Problem set:
1. Update the Chesterton passage from "Chesterton’s eccentric approach" up to and including "might become necessary.", replacing "swordstick" with "walking cane", and write out the revised portion.
2. In the Chesterton passage, how did Chesterton describe paradox?

Text passage:
As one can easily imagine after such an inventory, G.K. Chesterton was always writing—wherever he found himself, and with whatever he could find to write on. So, in the tearoom he scribbled on napkins. On the train, in front of a bank teller, or in the middle of a lecture, he was known to jot hurriedly in a notebook, or even on the cuff of his sleeve.

Chesterton’s eccentric approach to writing, in fact, matched his eccentric approach to life in general. His public image was one out of a Shakespearean comedy. If he were not recognized in the streets of London by the flowing black cape and the wide brimmed top hat he always wore, he was given away instantly by the clamoring of the swordstick he always carried—for nothing more than the romantic notion that he might one day find himself caught up in some adventure where defending himself might become necessary.

He rarely knew, from hour to hour, where he was or where he was supposed to be, what appointment he was to be keeping, or lecture he was to be giving. The story is often told of the time he telegraphed his wife with the note, “Am at Market Harborough. Where ought I to be?” His faithful wife, Frances, wired back, “Home,” knowing it would be most promising for all involved if she could physically point him in the right direction. Chesterton seemed to live out one of his own clever paradoxes: “One can sometimes do good by being the right person in the wrong place.”

In fact, paradox, in more ways than one, is an ample word for G.K. Chesterton. It was one of his favorite things to point out, stir up, and call to mind. He described paradox as “truth standing on its head to gain attention,” and often evoked such jestering truisms throughout his dialog. With declarations bizarre enough to escape defensive mindsets, but with a substance that could blow holes in fortresses of skepticism, G.K. Chesterton, as absentminded as he may have appeared to be, challenged the world to think. With humility, wonder, and genius, Chesterton taught us, in the words of Father Brown, that often it isn’t that we can’t see the solution; it’s that we can’t see the problem in the first place.

Items:
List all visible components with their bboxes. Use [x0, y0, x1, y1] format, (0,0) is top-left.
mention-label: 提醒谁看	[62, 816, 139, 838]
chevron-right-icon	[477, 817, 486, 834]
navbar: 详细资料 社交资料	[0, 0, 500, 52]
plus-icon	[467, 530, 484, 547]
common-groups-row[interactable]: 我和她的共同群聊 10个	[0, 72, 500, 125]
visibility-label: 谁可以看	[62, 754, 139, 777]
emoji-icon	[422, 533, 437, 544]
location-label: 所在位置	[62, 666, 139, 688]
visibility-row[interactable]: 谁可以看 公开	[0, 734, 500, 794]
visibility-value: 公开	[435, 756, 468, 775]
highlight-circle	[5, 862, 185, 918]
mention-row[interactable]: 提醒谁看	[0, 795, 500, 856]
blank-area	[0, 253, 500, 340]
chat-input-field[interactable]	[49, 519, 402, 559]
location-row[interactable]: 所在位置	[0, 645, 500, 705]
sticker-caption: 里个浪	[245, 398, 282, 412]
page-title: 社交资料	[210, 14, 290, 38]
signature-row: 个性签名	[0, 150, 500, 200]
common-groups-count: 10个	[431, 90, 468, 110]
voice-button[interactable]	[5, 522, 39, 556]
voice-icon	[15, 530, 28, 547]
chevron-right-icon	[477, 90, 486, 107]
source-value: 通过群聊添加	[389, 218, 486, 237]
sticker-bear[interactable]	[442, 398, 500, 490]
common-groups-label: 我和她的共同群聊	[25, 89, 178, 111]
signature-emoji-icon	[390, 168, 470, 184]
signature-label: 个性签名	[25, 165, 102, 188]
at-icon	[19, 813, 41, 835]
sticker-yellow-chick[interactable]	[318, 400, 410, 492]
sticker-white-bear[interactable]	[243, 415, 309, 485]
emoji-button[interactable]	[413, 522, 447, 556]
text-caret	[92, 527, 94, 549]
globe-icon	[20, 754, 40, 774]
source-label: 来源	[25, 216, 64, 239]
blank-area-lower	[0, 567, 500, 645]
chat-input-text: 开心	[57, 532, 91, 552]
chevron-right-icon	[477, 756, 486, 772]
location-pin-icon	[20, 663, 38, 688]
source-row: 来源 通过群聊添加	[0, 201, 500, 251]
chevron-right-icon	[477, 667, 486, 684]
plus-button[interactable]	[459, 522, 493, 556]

The replies:
1.
Chesterton’s eccentric approach to writing, in fact, matched his eccentric approach to life in general. His public image was one out of a Shakespearean comedy. If he were not recognized in the streets of London by the flowing black cape and the wide brimmed top hat he always wore, he was given away instantly by the clamoring of the walking cane he always carried—for nothing more than the romantic notion that he might one day find himself caught up in some adventure where defending himself might become necessary.

2. He described it as "truth standing on its head to gain attention."